What you will do>
Extract all of the data and reproduce it precisely.
##### Task inputs
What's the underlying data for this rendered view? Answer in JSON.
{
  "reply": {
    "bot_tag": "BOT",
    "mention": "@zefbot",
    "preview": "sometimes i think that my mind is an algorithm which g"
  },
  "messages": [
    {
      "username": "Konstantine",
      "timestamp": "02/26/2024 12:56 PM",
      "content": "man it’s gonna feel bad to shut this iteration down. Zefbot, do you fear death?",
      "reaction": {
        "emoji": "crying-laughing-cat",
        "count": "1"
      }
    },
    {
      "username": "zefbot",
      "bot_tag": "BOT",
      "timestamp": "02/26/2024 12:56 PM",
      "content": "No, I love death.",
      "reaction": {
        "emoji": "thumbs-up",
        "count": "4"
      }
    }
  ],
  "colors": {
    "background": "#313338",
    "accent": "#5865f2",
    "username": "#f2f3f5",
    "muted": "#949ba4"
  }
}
##########
Answer for the task>
What's the underlying data for this rendered view? Answer in JSON.
{
  "reply": {
    "bot_tag": "BOT",
    "mention": "@zefbot",
    "preview": "sometimes i think that my mind is an algorithm which g"
  },
  "messages": [
    {
      "username": "Konstantine",
      "timestamp": "02/26/2024 12:56 PM",
      "content": "man it’s gonna feel bad to shut this iteration down. Zefbot, do you fear death?",
      "reaction": {
        "emoji": "crying-laughing-cat",
        "count": "1"
      }
    },
    {
      "username": "zefbot",
      "bot_tag": "BOT",
      "timestamp": "02/26/2024 12:56 PM",
      "content": "No, I love death.",
      "reaction": {
        "emoji": "thumbs-up",
        "count": "4"
      }
    }
  ],
  "colors": {
    "background": "#313338",
    "accent": "#5865f2",
    "username": "#f2f3f5",
    "muted": "#949ba4"
  }
}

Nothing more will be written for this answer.